___ Listing ___

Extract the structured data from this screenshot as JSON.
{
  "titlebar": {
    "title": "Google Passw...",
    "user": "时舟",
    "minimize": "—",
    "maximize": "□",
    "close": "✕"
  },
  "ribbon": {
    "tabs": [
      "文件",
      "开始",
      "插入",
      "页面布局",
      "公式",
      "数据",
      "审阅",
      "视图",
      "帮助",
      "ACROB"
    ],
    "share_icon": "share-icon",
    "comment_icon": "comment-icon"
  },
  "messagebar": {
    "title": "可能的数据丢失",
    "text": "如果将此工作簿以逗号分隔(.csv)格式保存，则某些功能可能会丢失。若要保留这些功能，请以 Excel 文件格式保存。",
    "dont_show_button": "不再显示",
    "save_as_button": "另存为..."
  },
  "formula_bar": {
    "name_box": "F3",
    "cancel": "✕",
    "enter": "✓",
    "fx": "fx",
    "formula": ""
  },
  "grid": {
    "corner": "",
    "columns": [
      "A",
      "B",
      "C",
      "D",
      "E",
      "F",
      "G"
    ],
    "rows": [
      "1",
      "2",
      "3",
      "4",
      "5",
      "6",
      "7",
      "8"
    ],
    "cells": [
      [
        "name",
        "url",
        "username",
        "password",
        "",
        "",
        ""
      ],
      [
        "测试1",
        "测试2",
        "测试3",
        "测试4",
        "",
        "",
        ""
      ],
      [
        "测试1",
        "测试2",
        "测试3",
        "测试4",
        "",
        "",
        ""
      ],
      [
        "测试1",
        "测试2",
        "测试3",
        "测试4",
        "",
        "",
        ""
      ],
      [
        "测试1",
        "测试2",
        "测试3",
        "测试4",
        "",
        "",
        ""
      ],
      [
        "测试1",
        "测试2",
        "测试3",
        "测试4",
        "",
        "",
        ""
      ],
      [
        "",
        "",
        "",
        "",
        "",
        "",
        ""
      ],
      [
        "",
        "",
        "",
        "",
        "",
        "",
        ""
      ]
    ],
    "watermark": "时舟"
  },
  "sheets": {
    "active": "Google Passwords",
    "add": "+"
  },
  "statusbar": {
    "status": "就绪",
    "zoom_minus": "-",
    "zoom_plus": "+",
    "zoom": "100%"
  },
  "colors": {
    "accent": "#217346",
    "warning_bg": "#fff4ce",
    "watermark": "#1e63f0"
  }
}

___

## Work instructions
Return each line with "Google".

## The response
    "title": "Google Passw...",
    "active": "Google Passwords",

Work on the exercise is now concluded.